▸ Stated problem:
Check each line of the listing for the string "label", count the lines that have it, and answer with that number only.

▸ Data lines:
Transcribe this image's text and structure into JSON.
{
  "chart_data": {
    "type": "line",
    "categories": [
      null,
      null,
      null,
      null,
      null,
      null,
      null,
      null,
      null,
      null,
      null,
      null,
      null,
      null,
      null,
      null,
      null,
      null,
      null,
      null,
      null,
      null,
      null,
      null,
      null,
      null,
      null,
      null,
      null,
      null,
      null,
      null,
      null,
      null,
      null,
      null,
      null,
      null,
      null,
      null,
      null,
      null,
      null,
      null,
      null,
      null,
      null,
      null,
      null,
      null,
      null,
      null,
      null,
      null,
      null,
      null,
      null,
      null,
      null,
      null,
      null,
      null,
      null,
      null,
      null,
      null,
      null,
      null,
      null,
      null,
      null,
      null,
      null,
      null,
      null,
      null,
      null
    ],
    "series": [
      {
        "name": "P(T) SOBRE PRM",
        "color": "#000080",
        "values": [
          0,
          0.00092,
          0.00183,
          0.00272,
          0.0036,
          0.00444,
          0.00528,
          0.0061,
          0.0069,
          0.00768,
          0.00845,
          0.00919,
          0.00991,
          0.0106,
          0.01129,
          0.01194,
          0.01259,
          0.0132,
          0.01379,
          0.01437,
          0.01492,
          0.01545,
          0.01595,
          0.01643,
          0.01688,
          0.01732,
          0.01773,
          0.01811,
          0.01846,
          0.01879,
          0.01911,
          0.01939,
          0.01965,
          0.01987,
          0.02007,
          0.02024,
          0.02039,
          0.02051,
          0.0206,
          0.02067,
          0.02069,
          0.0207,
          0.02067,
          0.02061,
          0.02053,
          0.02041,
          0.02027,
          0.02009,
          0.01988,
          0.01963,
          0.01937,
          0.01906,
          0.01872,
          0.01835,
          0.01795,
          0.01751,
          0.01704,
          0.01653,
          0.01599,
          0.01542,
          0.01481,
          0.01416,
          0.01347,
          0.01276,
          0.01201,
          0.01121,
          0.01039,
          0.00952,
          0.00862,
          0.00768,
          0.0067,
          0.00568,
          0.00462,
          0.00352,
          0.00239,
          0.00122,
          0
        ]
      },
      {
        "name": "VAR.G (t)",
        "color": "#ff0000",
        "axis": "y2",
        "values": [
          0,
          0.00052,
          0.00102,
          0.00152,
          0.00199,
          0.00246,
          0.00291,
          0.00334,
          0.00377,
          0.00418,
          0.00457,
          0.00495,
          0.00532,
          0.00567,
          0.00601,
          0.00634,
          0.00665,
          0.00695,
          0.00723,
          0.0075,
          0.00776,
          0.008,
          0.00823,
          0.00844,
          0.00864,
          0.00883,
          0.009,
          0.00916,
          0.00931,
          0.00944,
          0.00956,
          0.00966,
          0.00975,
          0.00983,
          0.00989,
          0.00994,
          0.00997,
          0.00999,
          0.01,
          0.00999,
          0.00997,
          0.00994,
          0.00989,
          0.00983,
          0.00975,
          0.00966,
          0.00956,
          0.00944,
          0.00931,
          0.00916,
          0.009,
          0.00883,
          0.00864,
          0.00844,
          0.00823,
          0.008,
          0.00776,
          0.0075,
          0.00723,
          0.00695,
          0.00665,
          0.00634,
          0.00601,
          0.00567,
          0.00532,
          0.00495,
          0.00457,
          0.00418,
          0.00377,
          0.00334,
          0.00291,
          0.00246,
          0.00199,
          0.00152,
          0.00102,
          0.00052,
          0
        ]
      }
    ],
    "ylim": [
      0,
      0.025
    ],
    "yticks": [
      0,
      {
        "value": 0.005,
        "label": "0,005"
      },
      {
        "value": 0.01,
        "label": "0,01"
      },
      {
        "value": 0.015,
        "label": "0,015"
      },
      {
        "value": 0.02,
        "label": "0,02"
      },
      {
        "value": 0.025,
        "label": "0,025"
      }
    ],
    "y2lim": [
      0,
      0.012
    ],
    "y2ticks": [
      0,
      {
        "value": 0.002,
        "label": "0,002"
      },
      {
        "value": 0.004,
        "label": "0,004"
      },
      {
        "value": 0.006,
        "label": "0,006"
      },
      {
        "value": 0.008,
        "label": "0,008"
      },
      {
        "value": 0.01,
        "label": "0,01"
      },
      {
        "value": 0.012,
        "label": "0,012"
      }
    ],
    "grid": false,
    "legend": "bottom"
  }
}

▸ Reply:
11